Goal of the exercise = Reproduce every line of the material below word for word, omitting the pictures.

Recorded information =
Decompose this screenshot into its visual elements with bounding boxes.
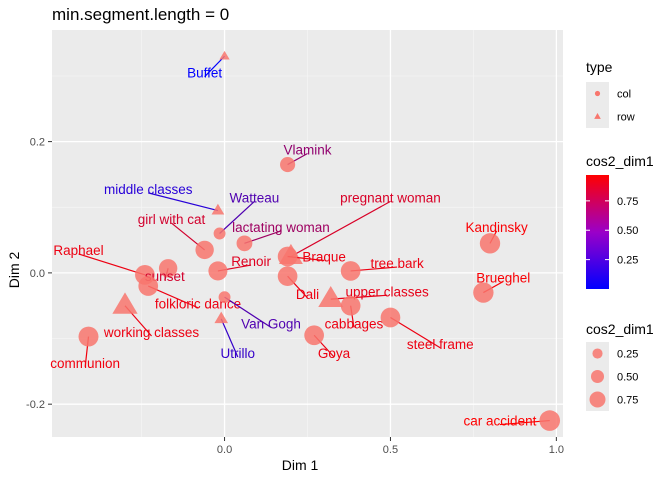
legend: type col row cos2_dim1 0.25 0.50 0.75 cos2_dim1… xyxy=(586,59,654,411)
data-point-row xyxy=(214,311,229,324)
chart-title: min.segment.length = 0 xyxy=(52,5,229,24)
legend-type-label: row xyxy=(617,112,635,124)
point-label: Braque xyxy=(302,249,346,264)
label-segment xyxy=(78,253,146,276)
x-tick-label: 0.5 xyxy=(383,444,398,456)
data-point-row xyxy=(318,286,344,308)
point-label: Renoir xyxy=(231,254,271,269)
point-label: tree bark xyxy=(370,256,424,271)
point-label: lactating woman xyxy=(232,220,330,235)
data-point-col xyxy=(280,156,296,173)
y-tick-label: 0.0 xyxy=(30,268,45,280)
point-label: folkloric dance xyxy=(155,297,241,312)
point-label: Goya xyxy=(318,346,351,361)
data-point-col xyxy=(158,259,178,278)
axes: 0.0 0.5 1.0 -0.2 0.0 0.2 xyxy=(26,137,564,456)
legend-type-title: type xyxy=(586,59,613,75)
data-point-col xyxy=(218,291,231,304)
data-point-col xyxy=(213,227,226,240)
data-point-col xyxy=(340,261,361,281)
legend-size-key xyxy=(589,391,606,408)
legend-color-label: 0.25 xyxy=(617,255,638,267)
data-point-col xyxy=(277,246,298,267)
data-point-col xyxy=(277,266,298,287)
data-point-col xyxy=(78,326,99,347)
point-label: communion xyxy=(50,356,120,371)
point-label: cabbages xyxy=(325,316,384,331)
legend-size-title: cos2_dim1 xyxy=(586,321,654,337)
data-point-row xyxy=(219,50,230,60)
data-point-col xyxy=(479,233,501,254)
data-point-col xyxy=(380,307,401,328)
data-point-col xyxy=(208,261,228,281)
legend-size-label: 0.75 xyxy=(617,395,638,407)
legend-type-label: col xyxy=(617,89,631,101)
point-label: Buffet xyxy=(187,66,222,81)
label-segment xyxy=(330,294,388,300)
y-axis-title: Dim 2 xyxy=(6,252,22,289)
data-point-row xyxy=(112,292,138,314)
x-tick-label: 1.0 xyxy=(549,444,564,456)
data-point-row xyxy=(211,203,225,215)
point-label: Van Gogh xyxy=(241,316,301,331)
legend-triangle-key xyxy=(594,113,601,119)
point-label: Raphael xyxy=(53,243,103,258)
point-label: steel frame xyxy=(407,337,474,352)
y-tick-label: -0.2 xyxy=(26,399,45,411)
point-label: upper classes xyxy=(345,284,429,299)
point-label: girl with cat xyxy=(138,212,206,227)
point-label: Kandinsky xyxy=(465,220,528,235)
legend-size-label: 0.50 xyxy=(617,372,638,384)
legend-circle-key xyxy=(594,90,601,97)
point-label: car accident xyxy=(464,414,537,429)
data-point-col xyxy=(138,276,159,296)
data-point-col xyxy=(539,410,561,431)
label-segment xyxy=(148,192,219,212)
legend-size-label: 0.25 xyxy=(617,349,638,361)
label-segment xyxy=(204,55,225,78)
data-point-col xyxy=(236,235,253,252)
point-label: Dali xyxy=(296,287,319,302)
label-segment xyxy=(220,318,239,358)
data-point-col xyxy=(195,240,214,260)
point-label: working classes xyxy=(103,325,200,340)
legend-color-label: 0.75 xyxy=(617,196,638,208)
legend-colorbar xyxy=(586,175,609,289)
label-segment xyxy=(290,200,391,258)
x-axis-title: Dim 1 xyxy=(282,457,319,473)
data-point-col xyxy=(473,282,494,303)
point-label: Brueghel xyxy=(476,270,530,285)
legend-color-title: cos2_dim1 xyxy=(586,153,654,169)
x-tick-label: 0.0 xyxy=(217,444,232,456)
data-point-col xyxy=(340,295,361,316)
point-label: pregnant woman xyxy=(340,190,441,205)
point-label: Vlamink xyxy=(283,142,331,157)
data-point-col xyxy=(304,325,324,346)
point-label: Utrillo xyxy=(221,346,256,361)
point-label: Watteau xyxy=(230,190,280,205)
legend-size-key xyxy=(592,348,603,359)
legend-color-label: 0.50 xyxy=(617,225,638,237)
y-tick-label: 0.2 xyxy=(30,137,45,149)
label-segment xyxy=(219,200,255,234)
point-label: middle classes xyxy=(104,182,193,197)
legend-size-key xyxy=(590,369,605,384)
plot-area: Buffet Vlamink middle classes Watteau pregna… xyxy=(50,30,563,437)
label-segment xyxy=(224,296,272,328)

Answer to the exercise =
Decompose this screenshot into its visual elements with bounding boxes.
legend: type col row cos2_dim1 0.25 0.50 0.75 cos2_dim1… xyxy=(586,59,654,411)
data-point-row xyxy=(214,311,229,324)
chart-title: min.segment.length = 0 xyxy=(52,5,229,24)
legend-type-label: row xyxy=(617,112,635,124)
point-label: Braque xyxy=(302,249,346,264)
label-segment xyxy=(78,253,146,276)
x-tick-label: 0.5 xyxy=(383,444,398,456)
data-point-row xyxy=(318,286,344,308)
point-label: Renoir xyxy=(231,254,271,269)
point-label: tree bark xyxy=(370,256,424,271)
point-label: lactating woman xyxy=(232,220,330,235)
data-point-col xyxy=(280,156,296,173)
y-tick-label: 0.0 xyxy=(30,268,45,280)
point-label: folkloric dance xyxy=(155,297,241,312)
point-label: Goya xyxy=(318,346,351,361)
data-point-col xyxy=(158,259,178,278)
axes: 0.0 0.5 1.0 -0.2 0.0 0.2 xyxy=(26,137,564,456)
legend-type-title: type xyxy=(586,59,613,75)
data-point-col xyxy=(218,291,231,304)
data-point-col xyxy=(213,227,226,240)
data-point-col xyxy=(340,261,361,281)
legend-size-key xyxy=(589,391,606,408)
legend-color-label: 0.25 xyxy=(617,255,638,267)
data-point-col xyxy=(277,246,298,267)
data-point-col xyxy=(277,266,298,287)
data-point-col xyxy=(78,326,99,347)
point-label: communion xyxy=(50,356,120,371)
point-label: cabbages xyxy=(325,316,384,331)
legend-size-title: cos2_dim1 xyxy=(586,321,654,337)
data-point-row xyxy=(219,50,230,60)
data-point-col xyxy=(479,233,501,254)
data-point-col xyxy=(380,307,401,328)
data-point-col xyxy=(208,261,228,281)
legend-size-label: 0.75 xyxy=(617,395,638,407)
legend-type-label: col xyxy=(617,89,631,101)
point-label: Buffet xyxy=(187,66,222,81)
label-segment xyxy=(330,294,388,300)
y-axis-title: Dim 2 xyxy=(6,252,22,289)
data-point-row xyxy=(112,292,138,314)
x-tick-label: 1.0 xyxy=(549,444,564,456)
data-point-row xyxy=(211,203,225,215)
point-label: Van Gogh xyxy=(241,316,301,331)
legend-triangle-key xyxy=(594,113,601,119)
point-label: Raphael xyxy=(53,243,103,258)
point-label: steel frame xyxy=(407,337,474,352)
y-tick-label: -0.2 xyxy=(26,399,45,411)
point-label: upper classes xyxy=(345,284,429,299)
point-label: girl with cat xyxy=(138,212,206,227)
point-label: Kandinsky xyxy=(465,220,528,235)
legend-size-label: 0.50 xyxy=(617,372,638,384)
legend-circle-key xyxy=(594,90,601,97)
point-label: car accident xyxy=(464,414,537,429)
data-point-col xyxy=(138,276,159,296)
data-point-col xyxy=(539,410,561,431)
label-segment xyxy=(148,192,219,212)
legend-size-label: 0.25 xyxy=(617,349,638,361)
label-segment xyxy=(204,55,225,78)
data-point-col xyxy=(236,235,253,252)
point-label: Dali xyxy=(296,287,319,302)
label-segment xyxy=(220,318,239,358)
data-point-col xyxy=(195,240,214,260)
point-label: working classes xyxy=(103,325,200,340)
legend-color-label: 0.75 xyxy=(617,196,638,208)
legend-colorbar xyxy=(586,175,609,289)
label-segment xyxy=(290,200,391,258)
x-axis-title: Dim 1 xyxy=(282,457,319,473)
data-point-col xyxy=(473,282,494,303)
point-label: Brueghel xyxy=(476,270,530,285)
legend-color-title: cos2_dim1 xyxy=(586,153,654,169)
x-tick-label: 0.0 xyxy=(217,444,232,456)
data-point-col xyxy=(340,295,361,316)
point-label: pregnant woman xyxy=(340,190,441,205)
point-label: Vlamink xyxy=(283,142,331,157)
data-point-col xyxy=(304,325,324,346)
point-label: Utrillo xyxy=(221,346,256,361)
point-label: Watteau xyxy=(230,190,280,205)
legend-size-key xyxy=(592,348,603,359)
legend-color-label: 0.50 xyxy=(617,225,638,237)
y-tick-label: 0.2 xyxy=(30,137,45,149)
label-segment xyxy=(219,200,255,234)
point-label: middle classes xyxy=(104,182,193,197)
legend-size-key xyxy=(590,369,605,384)
plot-area: Buffet Vlamink middle classes Watteau pregna… xyxy=(50,30,563,437)
label-segment xyxy=(224,296,272,328)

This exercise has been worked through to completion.